Saved entries:
>>>

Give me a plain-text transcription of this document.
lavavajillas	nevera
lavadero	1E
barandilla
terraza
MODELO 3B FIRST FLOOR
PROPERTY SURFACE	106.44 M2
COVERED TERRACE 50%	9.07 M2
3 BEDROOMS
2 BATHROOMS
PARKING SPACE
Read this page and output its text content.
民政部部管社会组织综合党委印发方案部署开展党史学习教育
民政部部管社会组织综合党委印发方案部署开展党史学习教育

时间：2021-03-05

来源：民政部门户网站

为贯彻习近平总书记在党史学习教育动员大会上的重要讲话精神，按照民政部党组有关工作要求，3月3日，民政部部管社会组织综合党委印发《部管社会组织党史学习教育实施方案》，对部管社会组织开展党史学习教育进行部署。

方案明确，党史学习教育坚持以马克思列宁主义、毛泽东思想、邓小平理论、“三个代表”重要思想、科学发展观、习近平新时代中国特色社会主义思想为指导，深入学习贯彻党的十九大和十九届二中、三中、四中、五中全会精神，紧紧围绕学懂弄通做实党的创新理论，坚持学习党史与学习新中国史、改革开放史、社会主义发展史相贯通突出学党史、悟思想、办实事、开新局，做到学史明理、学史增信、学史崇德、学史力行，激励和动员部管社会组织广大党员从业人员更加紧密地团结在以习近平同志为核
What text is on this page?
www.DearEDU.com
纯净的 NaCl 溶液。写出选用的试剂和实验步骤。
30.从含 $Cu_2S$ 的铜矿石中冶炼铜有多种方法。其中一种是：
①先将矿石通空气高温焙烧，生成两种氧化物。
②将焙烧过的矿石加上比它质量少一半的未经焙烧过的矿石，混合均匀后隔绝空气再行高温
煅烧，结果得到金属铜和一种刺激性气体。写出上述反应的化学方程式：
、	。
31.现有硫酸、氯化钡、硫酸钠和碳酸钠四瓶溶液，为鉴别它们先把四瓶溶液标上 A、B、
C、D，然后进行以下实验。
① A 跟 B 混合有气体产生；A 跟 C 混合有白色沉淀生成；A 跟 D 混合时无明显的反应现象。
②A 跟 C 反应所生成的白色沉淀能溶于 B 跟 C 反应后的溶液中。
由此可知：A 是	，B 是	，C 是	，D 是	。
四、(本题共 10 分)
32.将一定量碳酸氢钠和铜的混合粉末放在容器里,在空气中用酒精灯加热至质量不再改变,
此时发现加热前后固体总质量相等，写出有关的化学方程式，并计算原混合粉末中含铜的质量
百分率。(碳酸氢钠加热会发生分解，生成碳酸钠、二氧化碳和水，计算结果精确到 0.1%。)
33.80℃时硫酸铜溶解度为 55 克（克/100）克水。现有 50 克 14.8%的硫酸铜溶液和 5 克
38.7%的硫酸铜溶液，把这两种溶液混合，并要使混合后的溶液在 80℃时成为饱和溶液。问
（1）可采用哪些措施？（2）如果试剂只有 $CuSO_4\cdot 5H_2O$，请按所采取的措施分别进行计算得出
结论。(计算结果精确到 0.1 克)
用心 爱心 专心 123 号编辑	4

<<<

Set down the listing above in full, please, exactly as it appears.

» COMPLETE ANSWER:
Give me a plain-text transcription of this document.
lavavajillas	nevera
lavadero	1E
barandilla
terraza
MODELO 3B FIRST FLOOR
PROPERTY SURFACE	106.44 M2
COVERED TERRACE 50%	9.07 M2
3 BEDROOMS
2 BATHROOMS
PARKING SPACE
Read this page and output its text content.
民政部部管社会组织综合党委印发方案部署开展党史学习教育
民政部部管社会组织综合党委印发方案部署开展党史学习教育

时间：2021-03-05

来源：民政部门户网站

为贯彻习近平总书记在党史学习教育动员大会上的重要讲话精神，按照民政部党组有关工作要求，3月3日，民政部部管社会组织综合党委印发《部管社会组织党史学习教育实施方案》，对部管社会组织开展党史学习教育进行部署。

方案明确，党史学习教育坚持以马克思列宁主义、毛泽东思想、邓小平理论、“三个代表”重要思想、科学发展观、习近平新时代中国特色社会主义思想为指导，深入学习贯彻党的十九大和十九届二中、三中、四中、五中全会精神，紧紧围绕学懂弄通做实党的创新理论，坚持学习党史与学习新中国史、改革开放史、社会主义发展史相贯通突出学党史、悟思想、办实事、开新局，做到学史明理、学史增信、学史崇德、学史力行，激励和动员部管社会组织广大党员从业人员更加紧密地团结在以习近平同志为核
What text is on this page?
www.DearEDU.com
纯净的 NaCl 溶液。写出选用的试剂和实验步骤。
30.从含 $Cu_2S$ 的铜矿石中冶炼铜有多种方法。其中一种是：
①先将矿石通空气高温焙烧，生成两种氧化物。
②将焙烧过的矿石加上比它质量少一半的未经焙烧过的矿石，混合均匀后隔绝空气再行高温
煅烧，结果得到金属铜和一种刺激性气体。写出上述反应的化学方程式：
、	。
31.现有硫酸、氯化钡、硫酸钠和碳酸钠四瓶溶液，为鉴别它们先把四瓶溶液标上 A、B、
C、D，然后进行以下实验。
① A 跟 B 混合有气体产生；A 跟 C 混合有白色沉淀生成；A 跟 D 混合时无明显的反应现象。
②A 跟 C 反应所生成的白色沉淀能溶于 B 跟 C 反应后的溶液中。
由此可知：A 是	，B 是	，C 是	，D 是	。
四、(本题共 10 分)
32.将一定量碳酸氢钠和铜的混合粉末放在容器里,在空气中用酒精灯加热至质量不再改变,
此时发现加热前后固体总质量相等，写出有关的化学方程式，并计算原混合粉末中含铜的质量
百分率。(碳酸氢钠加热会发生分解，生成碳酸钠、二氧化碳和水，计算结果精确到 0.1%。)
33.80℃时硫酸铜溶解度为 55 克（克/100）克水。现有 50 克 14.8%的硫酸铜溶液和 5 克
38.7%的硫酸铜溶液，把这两种溶液混合，并要使混合后的溶液在 80℃时成为饱和溶液。问
（1）可采用哪些措施？（2）如果试剂只有 $CuSO_4\cdot 5H_2O$，请按所采取的措施分别进行计算得出
结论。(计算结果精确到 0.1 克)
用心 爱心 专心 123 号编辑	4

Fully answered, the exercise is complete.